Quote the entries that follow exactly, leaving none out.

--- GIVEN DATA ---

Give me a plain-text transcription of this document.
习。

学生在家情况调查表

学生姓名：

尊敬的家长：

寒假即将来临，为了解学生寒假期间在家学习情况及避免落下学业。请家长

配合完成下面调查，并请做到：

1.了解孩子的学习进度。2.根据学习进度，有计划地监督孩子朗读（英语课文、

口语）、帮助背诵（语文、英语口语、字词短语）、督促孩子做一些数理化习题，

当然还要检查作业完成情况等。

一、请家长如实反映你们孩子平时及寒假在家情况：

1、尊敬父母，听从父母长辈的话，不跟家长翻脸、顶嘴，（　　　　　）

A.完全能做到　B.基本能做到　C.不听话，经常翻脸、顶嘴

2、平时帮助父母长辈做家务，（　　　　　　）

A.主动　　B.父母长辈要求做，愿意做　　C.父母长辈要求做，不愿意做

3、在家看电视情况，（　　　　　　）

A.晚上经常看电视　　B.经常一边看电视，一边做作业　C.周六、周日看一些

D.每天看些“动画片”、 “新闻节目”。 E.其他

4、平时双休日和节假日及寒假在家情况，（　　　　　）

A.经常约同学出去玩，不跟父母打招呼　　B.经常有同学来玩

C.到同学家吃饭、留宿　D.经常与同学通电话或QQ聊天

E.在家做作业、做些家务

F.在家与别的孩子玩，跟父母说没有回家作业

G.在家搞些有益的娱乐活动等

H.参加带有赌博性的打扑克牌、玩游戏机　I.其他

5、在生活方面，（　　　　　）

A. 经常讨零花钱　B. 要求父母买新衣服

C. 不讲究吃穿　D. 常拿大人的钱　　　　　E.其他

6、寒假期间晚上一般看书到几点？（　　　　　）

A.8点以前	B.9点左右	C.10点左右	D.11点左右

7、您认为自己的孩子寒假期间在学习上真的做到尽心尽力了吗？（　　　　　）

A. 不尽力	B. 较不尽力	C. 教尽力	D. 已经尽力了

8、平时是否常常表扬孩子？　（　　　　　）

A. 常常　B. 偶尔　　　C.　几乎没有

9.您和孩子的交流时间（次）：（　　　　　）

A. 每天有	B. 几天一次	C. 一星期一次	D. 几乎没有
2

---

• _SOLUTION FOR THIS TASK_:
Give me a plain-text transcription of this document.
习。

学生在家情况调查表

学生姓名：

尊敬的家长：

寒假即将来临，为了解学生寒假期间在家学习情况及避免落下学业。请家长

配合完成下面调查，并请做到：

1.了解孩子的学习进度。2.根据学习进度，有计划地监督孩子朗读（英语课文、

口语）、帮助背诵（语文、英语口语、字词短语）、督促孩子做一些数理化习题，

当然还要检查作业完成情况等。

一、请家长如实反映你们孩子平时及寒假在家情况：

1、尊敬父母，听从父母长辈的话，不跟家长翻脸、顶嘴，（　　　　　）

A.完全能做到　B.基本能做到　C.不听话，经常翻脸、顶嘴

2、平时帮助父母长辈做家务，（　　　　　　）

A.主动　　B.父母长辈要求做，愿意做　　C.父母长辈要求做，不愿意做

3、在家看电视情况，（　　　　　　）

A.晚上经常看电视　　B.经常一边看电视，一边做作业　C.周六、周日看一些

D.每天看些“动画片”、 “新闻节目”。 E.其他

4、平时双休日和节假日及寒假在家情况，（　　　　　）

A.经常约同学出去玩，不跟父母打招呼　　B.经常有同学来玩

C.到同学家吃饭、留宿　D.经常与同学通电话或QQ聊天

E.在家做作业、做些家务

F.在家与别的孩子玩，跟父母说没有回家作业

G.在家搞些有益的娱乐活动等

H.参加带有赌博性的打扑克牌、玩游戏机　I.其他

5、在生活方面，（　　　　　）

A. 经常讨零花钱　B. 要求父母买新衣服

C. 不讲究吃穿　D. 常拿大人的钱　　　　　E.其他

6、寒假期间晚上一般看书到几点？（　　　　　）

A.8点以前	B.9点左右	C.10点左右	D.11点左右

7、您认为自己的孩子寒假期间在学习上真的做到尽心尽力了吗？（　　　　　）

A. 不尽力	B. 较不尽力	C. 教尽力	D. 已经尽力了

8、平时是否常常表扬孩子？　（　　　　　）

A. 常常　B. 偶尔　　　C.　几乎没有

9.您和孩子的交流时间（次）：（　　　　　）

A. 每天有	B. 几天一次	C. 一星期一次	D. 几乎没有
2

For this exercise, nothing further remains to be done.